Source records
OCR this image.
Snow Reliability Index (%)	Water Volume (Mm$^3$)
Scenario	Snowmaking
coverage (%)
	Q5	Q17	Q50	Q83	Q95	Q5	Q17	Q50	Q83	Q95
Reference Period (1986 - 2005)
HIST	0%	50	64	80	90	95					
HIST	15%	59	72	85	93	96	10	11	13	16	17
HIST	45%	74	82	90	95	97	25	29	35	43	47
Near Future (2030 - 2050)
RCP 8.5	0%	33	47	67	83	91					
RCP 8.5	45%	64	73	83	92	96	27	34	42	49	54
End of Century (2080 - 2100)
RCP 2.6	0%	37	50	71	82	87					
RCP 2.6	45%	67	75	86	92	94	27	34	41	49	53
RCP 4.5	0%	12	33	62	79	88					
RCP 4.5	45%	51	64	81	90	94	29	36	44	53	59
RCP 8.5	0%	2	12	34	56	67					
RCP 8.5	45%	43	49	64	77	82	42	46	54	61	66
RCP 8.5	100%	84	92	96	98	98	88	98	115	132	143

• AIM: Scan the records above for the string "HIST", then select every line that holds it.

• RESULT:
HIST	0%	50	64	80	90	95					
HIST	15%	59	72	85	93	96	10	11	13	16	17
HIST	45%	74	82	90	95	97	25	29	35	43	47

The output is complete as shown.